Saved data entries
════════════════

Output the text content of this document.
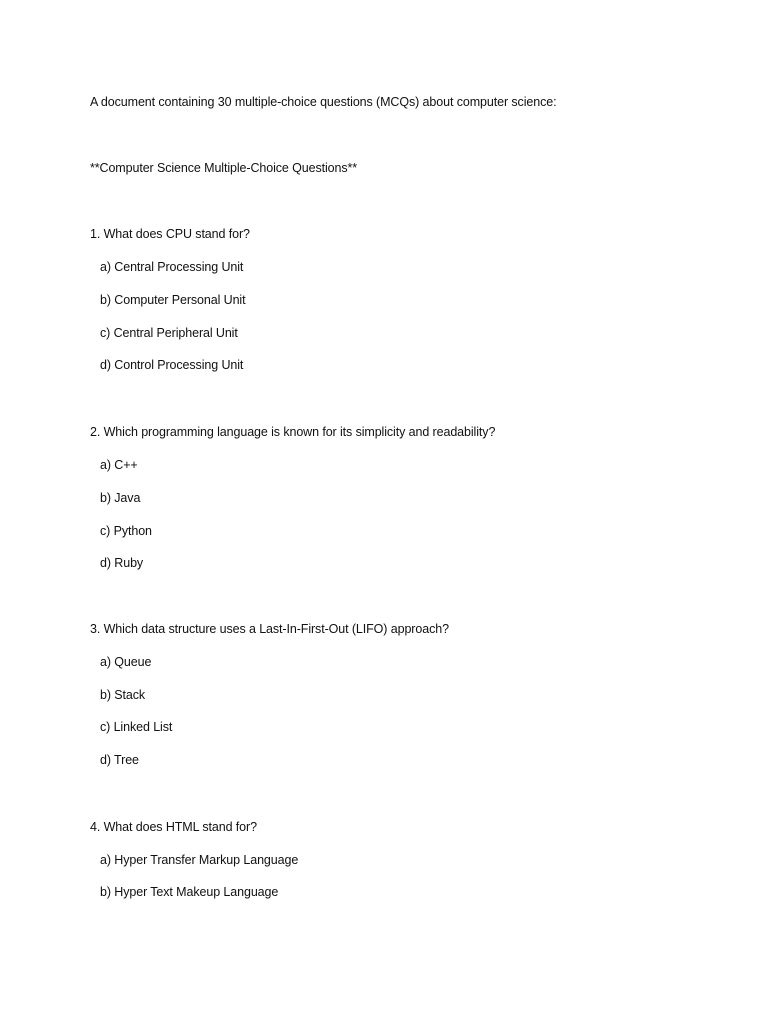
A document containing 30 multiple-choice questions (MCQs) about computer science:
**Computer Science Multiple-Choice Questions**
1. What does CPU stand for?
a) Central Processing Unit
b) Computer Personal Unit
c) Central Peripheral Unit
d) Control Processing Unit
2. Which programming language is known for its simplicity and readability?
a) C++
b) Java
c) Python
d) Ruby
3. Which data structure uses a Last-In-First-Out (LIFO) approach?
a) Queue
b) Stack
c) Linked List
d) Tree
4. What does HTML stand for?
a) Hyper Transfer Markup Language
b) Hyper Text Makeup Language
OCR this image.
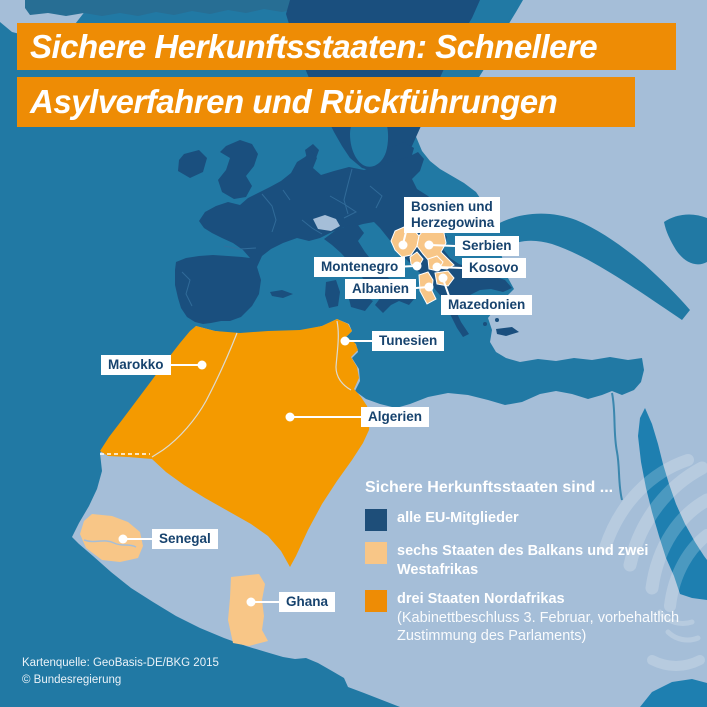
Sichere Herkunftsstaaten: Schnellere
Asylverfahren und Rückführungen
Bosnien und Herzegowina
Serbien
Montenegro	Kosovo
Albanien
Mazedonien
Tunesien
Marokko
Algerien
Senegal
Ghana
Sichere Herkunftsstaaten sind ...
alle EU-Mitglieder
sechs Staaten des Balkans und zwei Westafrikas
drei Staaten Nordafrikas
(Kabinettbeschluss 3. Februar, vorbehaltlich Zustimmung des Parlaments)
Kartenquelle: GeoBasis-DE/BKG 2015
© Bundesregierung
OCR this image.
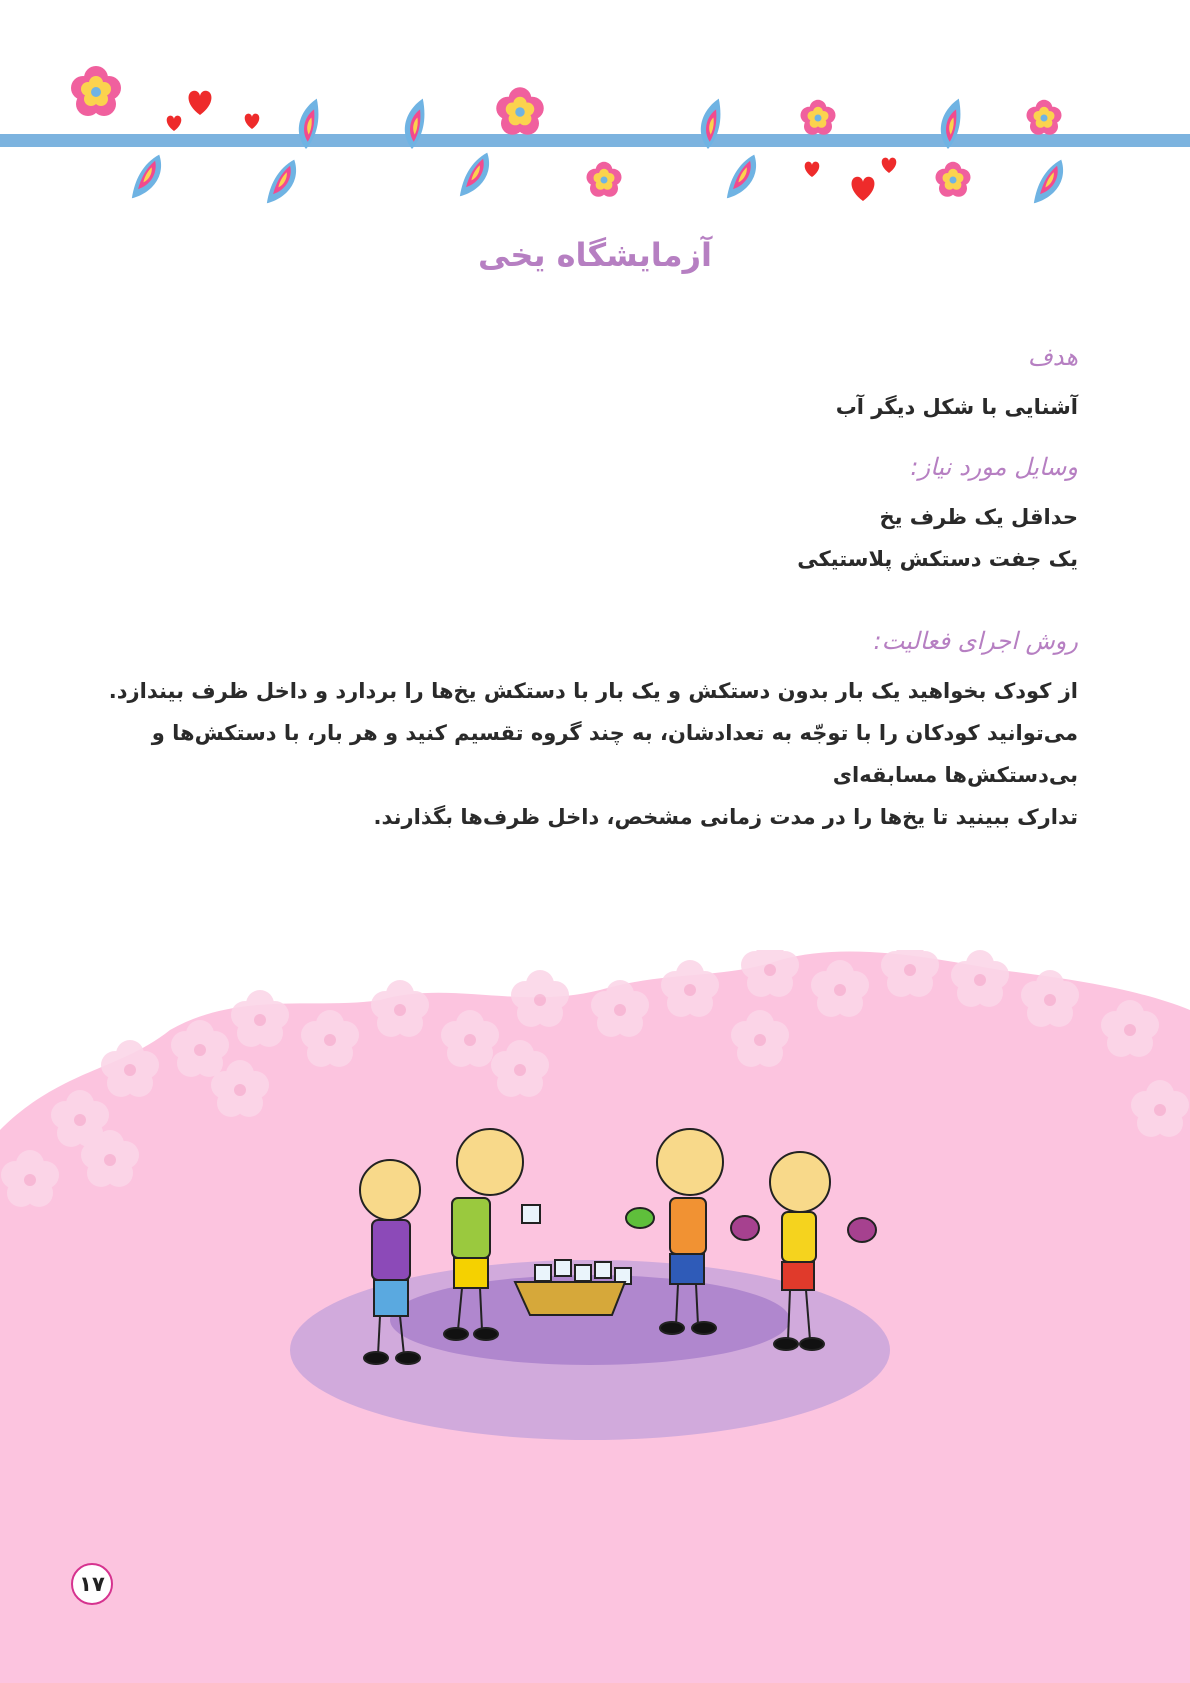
آزمایشگاه یخی

هدف

آشنایی با شکل دیگر آب

وسایل مورد نیاز:

حداقل یک ظرف یخ

یک جفت دستکش پلاستیکی

روش اجرای فعالیت:

از کودک بخواهید یک بار بدون دستکش و یک بار با دستکش یخ‌ها را بردارد و داخل ظرف بیندازد.

می‌توانید کودکان را با توجّه به تعدادشان، به چند گروه تقسیم کنید و هر بار، با دستکش‌ها و بی‌دستکش‌ها مسابقه‌ای

تدارک ببینید تا یخ‌ها را در مدت زمانی مشخص، داخل ظرف‌ها بگذارند.

۱۷
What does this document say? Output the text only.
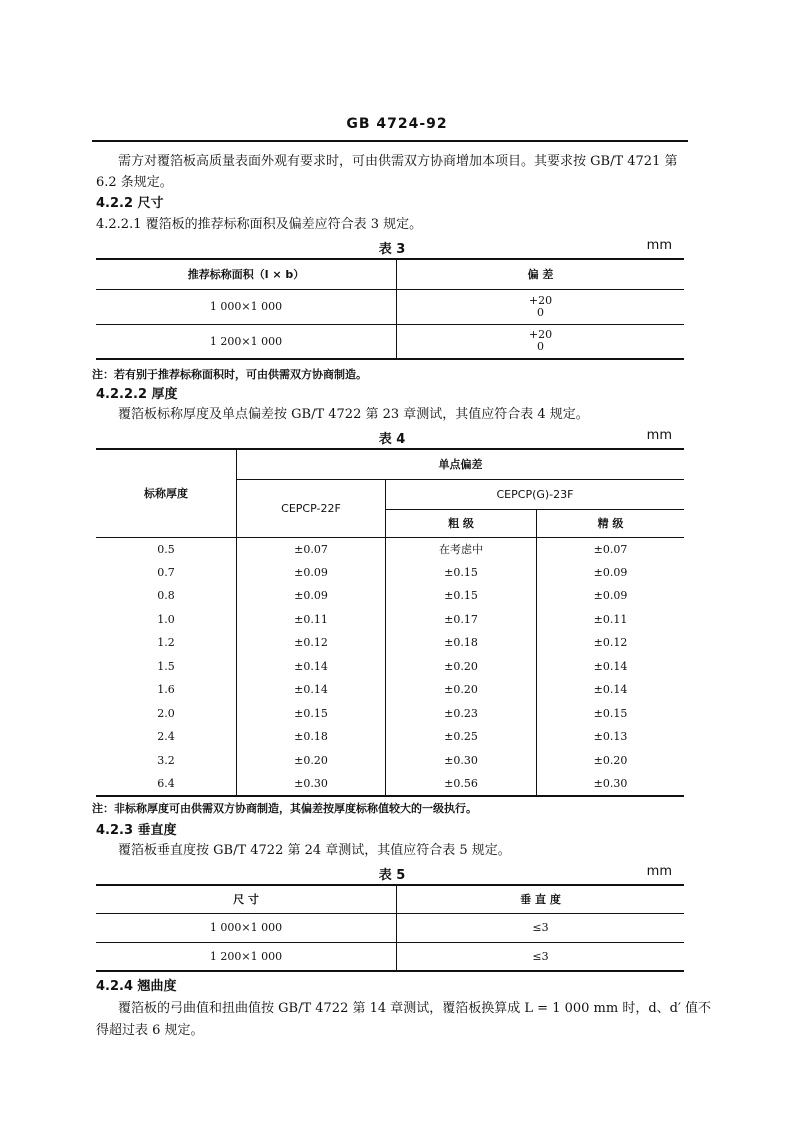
GB 4724-92
需方对覆箔板高质量表面外观有要求时，可由供需双方协商增加本项目。其要求按 GB/T 4721 第
6.2 条规定。
4.2.2 尺寸
4.2.2.1 覆箔板的推荐标称面积及偏差应符合表 3 规定。
表 3	mm
推荐标称面积（l × b）	偏 差
1 000×1 000	+20
0

1 200×1 000	+20
0
注：若有别于推荐标称面积时，可由供需双方协商制造。
4.2.2.2 厚度
覆箔板标称厚度及单点偏差按 GB/T 4722 第 23 章测试，其值应符合表 4 规定。
表 4	mm
标称厚度	单点偏差		
	CEPCP-22F	CEPCP(G)-23F	
		粗 级	精 级
0.5	±0.07	在考虑中	±0.07
0.7	±0.09	±0.15	±0.09
0.8	±0.09	±0.15	±0.09
1.0	±0.11	±0.17	±0.11
1.2	±0.12	±0.18	±0.12
1.5	±0.14	±0.20	±0.14
1.6	±0.14	±0.20	±0.14
2.0	±0.15	±0.23	±0.15
2.4	±0.18	±0.25	±0.13
3.2	±0.20	±0.30	±0.20
6.4	±0.30	±0.56	±0.30
注：非标称厚度可由供需双方协商制造，其偏差按厚度标称值较大的一级执行。
4.2.3 垂直度
覆箔板垂直度按 GB/T 4722 第 24 章测试，其值应符合表 5 规定。
表 5	mm
尺 寸	垂 直 度
1 000×1 000	≤3
1 200×1 000	≤3
4.2.4 翘曲度
覆箔板的弓曲值和扭曲值按 GB/T 4722 第 14 章测试，覆箔板换算成 L = 1 000 mm 时，d、d′ 值不
得超过表 6 规定。
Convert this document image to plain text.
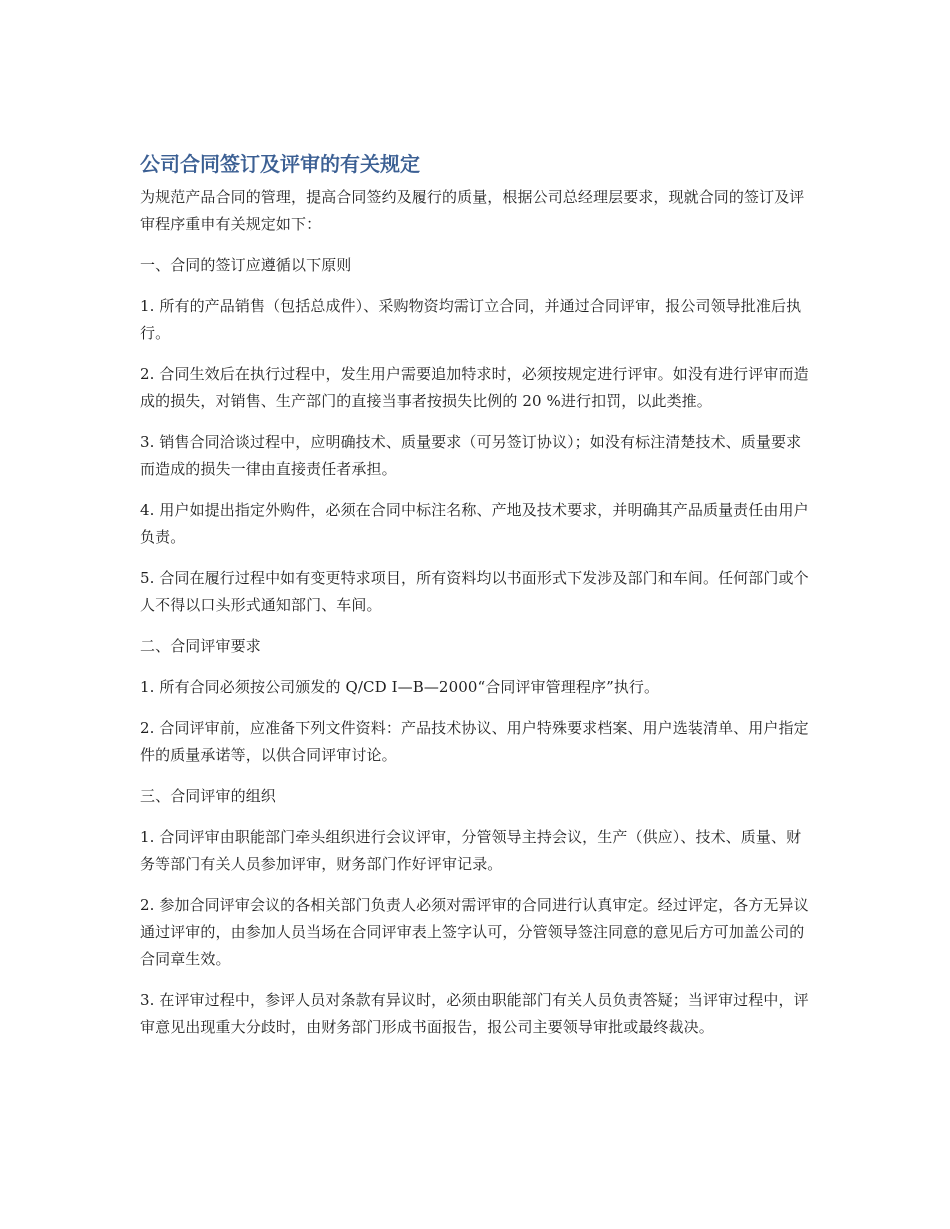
公司合同签订及评审的有关规定

为规范产品合同的管理，提高合同签约及履行的质量，根据公司总经理层要求，现就合同的签订及评审程序重申有关规定如下：

一、合同的签订应遵循以下原则

1. 所有的产品销售（包括总成件）、采购物资均需订立合同，并通过合同评审，报公司领导批准后执行。

2. 合同生效后在执行过程中，发生用户需要追加特求时，必须按规定进行评审。如没有进行评审而造成的损失，对销售、生产部门的直接当事者按损失比例的 20 %进行扣罚，以此类推。

3. 销售合同洽谈过程中，应明确技术、质量要求（可另签订协议）；如没有标注清楚技术、质量要求而造成的损失一律由直接责任者承担。

4. 用户如提出指定外购件，必须在合同中标注名称、产地及技术要求，并明确其产品质量责任由用户负责。

5. 合同在履行过程中如有变更特求项目，所有资料均以书面形式下发涉及部门和车间。任何部门或个人不得以口头形式通知部门、车间。

二、合同评审要求

1. 所有合同必须按公司颁发的 Q/CD I—B—2000“合同评审管理程序”执行。

2. 合同评审前，应准备下列文件资料：产品技术协议、用户特殊要求档案、用户选装清单、用户指定件的质量承诺等，以供合同评审讨论。

三、合同评审的组织

1. 合同评审由职能部门牵头组织进行会议评审，分管领导主持会议，生产（供应）、技术、质量、财务等部门有关人员参加评审，财务部门作好评审记录。

2. 参加合同评审会议的各相关部门负责人必须对需评审的合同进行认真审定。经过评定，各方无异议通过评审的，由参加人员当场在合同评审表上签字认可，分管领导签注同意的意见后方可加盖公司的合同章生效。

3. 在评审过程中，参评人员对条款有异议时，必须由职能部门有关人员负责答疑；当评审过程中，评审意见出现重大分歧时，由财务部门形成书面报告，报公司主要领导审批或最终裁决。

════════════════

- **Exercise instructions**
Your task is to repeat the material above exactly, without its pictures.

- **Exercise output**
Output the text content of this document.
A document containing 30 multiple-choice questions (MCQs) about computer science:
**Computer Science Multiple-Choice Questions**
1. What does CPU stand for?
a) Central Processing Unit
b) Computer Personal Unit
c) Central Peripheral Unit
d) Control Processing Unit
2. Which programming language is known for its simplicity and readability?
a) C++
b) Java
c) Python
d) Ruby
3. Which data structure uses a Last-In-First-Out (LIFO) approach?
a) Queue
b) Stack
c) Linked List
d) Tree
4. What does HTML stand for?
a) Hyper Transfer Markup Language
b) Hyper Text Makeup Language
OCR this image.
Sichere Herkunftsstaaten: Schnellere
Asylverfahren und Rückführungen
Bosnien und Herzegowina
Serbien
Montenegro	Kosovo
Albanien
Mazedonien
Tunesien
Marokko
Algerien
Senegal
Ghana
Sichere Herkunftsstaaten sind ...
alle EU-Mitglieder
sechs Staaten des Balkans und zwei Westafrikas
drei Staaten Nordafrikas
(Kabinettbeschluss 3. Februar, vorbehaltlich Zustimmung des Parlaments)
Kartenquelle: GeoBasis-DE/BKG 2015
© Bundesregierung
OCR this image.
آزمایشگاه یخی

هدف

آشنایی با شکل دیگر آب

وسایل مورد نیاز:

حداقل یک ظرف یخ

یک جفت دستکش پلاستیکی

روش اجرای فعالیت:

از کودک بخواهید یک بار بدون دستکش و یک بار با دستکش یخ‌ها را بردارد و داخل ظرف بیندازد.

می‌توانید کودکان را با توجّه به تعدادشان، به چند گروه تقسیم کنید و هر بار، با دستکش‌ها و بی‌دستکش‌ها مسابقه‌ای

تدارک ببینید تا یخ‌ها را در مدت زمانی مشخص، داخل ظرف‌ها بگذارند.

۱۷
What does this document say? Output the text only.
GB 4724-92
需方对覆箔板高质量表面外观有要求时，可由供需双方协商增加本项目。其要求按 GB/T 4721 第
6.2 条规定。
4.2.2 尺寸
4.2.2.1 覆箔板的推荐标称面积及偏差应符合表 3 规定。
表 3	mm
推荐标称面积（l × b）	偏 差
1 000×1 000	+20
0

1 200×1 000	+20
0
注：若有别于推荐标称面积时，可由供需双方协商制造。
4.2.2.2 厚度
覆箔板标称厚度及单点偏差按 GB/T 4722 第 23 章测试，其值应符合表 4 规定。
表 4	mm
标称厚度	单点偏差		
	CEPCP-22F	CEPCP(G)-23F	
		粗 级	精 级
0.5	±0.07	在考虑中	±0.07
0.7	±0.09	±0.15	±0.09
0.8	±0.09	±0.15	±0.09
1.0	±0.11	±0.17	±0.11
1.2	±0.12	±0.18	±0.12
1.5	±0.14	±0.20	±0.14
1.6	±0.14	±0.20	±0.14
2.0	±0.15	±0.23	±0.15
2.4	±0.18	±0.25	±0.13
3.2	±0.20	±0.30	±0.20
6.4	±0.30	±0.56	±0.30
注：非标称厚度可由供需双方协商制造，其偏差按厚度标称值较大的一级执行。
4.2.3 垂直度
覆箔板垂直度按 GB/T 4722 第 24 章测试，其值应符合表 5 规定。
表 5	mm
尺 寸	垂 直 度
1 000×1 000	≤3
1 200×1 000	≤3
4.2.4 翘曲度
覆箔板的弓曲值和扭曲值按 GB/T 4722 第 14 章测试，覆箔板换算成 L = 1 000 mm 时，d、d′ 值不
得超过表 6 规定。
Convert this document image to plain text.
公司合同签订及评审的有关规定

为规范产品合同的管理，提高合同签约及履行的质量，根据公司总经理层要求，现就合同的签订及评审程序重申有关规定如下：

一、合同的签订应遵循以下原则

1. 所有的产品销售（包括总成件）、采购物资均需订立合同，并通过合同评审，报公司领导批准后执行。

2. 合同生效后在执行过程中，发生用户需要追加特求时，必须按规定进行评审。如没有进行评审而造成的损失，对销售、生产部门的直接当事者按损失比例的 20 %进行扣罚，以此类推。

3. 销售合同洽谈过程中，应明确技术、质量要求（可另签订协议）；如没有标注清楚技术、质量要求而造成的损失一律由直接责任者承担。

4. 用户如提出指定外购件，必须在合同中标注名称、产地及技术要求，并明确其产品质量责任由用户负责。

5. 合同在履行过程中如有变更特求项目，所有资料均以书面形式下发涉及部门和车间。任何部门或个人不得以口头形式通知部门、车间。

二、合同评审要求

1. 所有合同必须按公司颁发的 Q/CD I—B—2000“合同评审管理程序”执行。

2. 合同评审前，应准备下列文件资料：产品技术协议、用户特殊要求档案、用户选装清单、用户指定件的质量承诺等，以供合同评审讨论。

三、合同评审的组织

1. 合同评审由职能部门牵头组织进行会议评审，分管领导主持会议，生产（供应）、技术、质量、财务等部门有关人员参加评审，财务部门作好评审记录。

2. 参加合同评审会议的各相关部门负责人必须对需评审的合同进行认真审定。经过评定，各方无异议通过评审的，由参加人员当场在合同评审表上签字认可，分管领导签注同意的意见后方可加盖公司的合同章生效。

3. 在评审过程中，参评人员对条款有异议时，必须由职能部门有关人员负责答疑；当评审过程中，评审意见出现重大分歧时，由财务部门形成书面报告，报公司主要领导审批或最终裁决。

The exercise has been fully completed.